Task material start

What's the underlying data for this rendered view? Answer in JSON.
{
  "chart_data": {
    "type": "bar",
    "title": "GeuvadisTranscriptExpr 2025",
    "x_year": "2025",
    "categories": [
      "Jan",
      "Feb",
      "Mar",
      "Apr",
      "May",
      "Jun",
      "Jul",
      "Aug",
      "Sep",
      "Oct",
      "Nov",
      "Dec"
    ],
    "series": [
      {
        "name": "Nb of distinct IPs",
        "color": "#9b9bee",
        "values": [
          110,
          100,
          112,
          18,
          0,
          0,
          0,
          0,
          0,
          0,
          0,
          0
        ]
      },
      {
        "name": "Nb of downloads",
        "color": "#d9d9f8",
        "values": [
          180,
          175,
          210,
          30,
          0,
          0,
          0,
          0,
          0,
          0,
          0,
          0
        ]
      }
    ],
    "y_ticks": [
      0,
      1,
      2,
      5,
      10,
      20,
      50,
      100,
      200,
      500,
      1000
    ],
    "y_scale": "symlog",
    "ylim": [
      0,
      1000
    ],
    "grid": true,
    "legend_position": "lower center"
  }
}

Task material end

Repeat the entries above exactly, leaving nothing out.

*Task output*:
What's the underlying data for this rendered view? Answer in JSON.
{
  "chart_data": {
    "type": "bar",
    "title": "GeuvadisTranscriptExpr 2025",
    "x_year": "2025",
    "categories": [
      "Jan",
      "Feb",
      "Mar",
      "Apr",
      "May",
      "Jun",
      "Jul",
      "Aug",
      "Sep",
      "Oct",
      "Nov",
      "Dec"
    ],
    "series": [
      {
        "name": "Nb of distinct IPs",
        "color": "#9b9bee",
        "values": [
          110,
          100,
          112,
          18,
          0,
          0,
          0,
          0,
          0,
          0,
          0,
          0
        ]
      },
      {
        "name": "Nb of downloads",
        "color": "#d9d9f8",
        "values": [
          180,
          175,
          210,
          30,
          0,
          0,
          0,
          0,
          0,
          0,
          0,
          0
        ]
      }
    ],
    "y_ticks": [
      0,
      1,
      2,
      5,
      10,
      20,
      50,
      100,
      200,
      500,
      1000
    ],
    "y_scale": "symlog",
    "ylim": [
      0,
      1000
    ],
    "grid": true,
    "legend_position": "lower center"
  }
}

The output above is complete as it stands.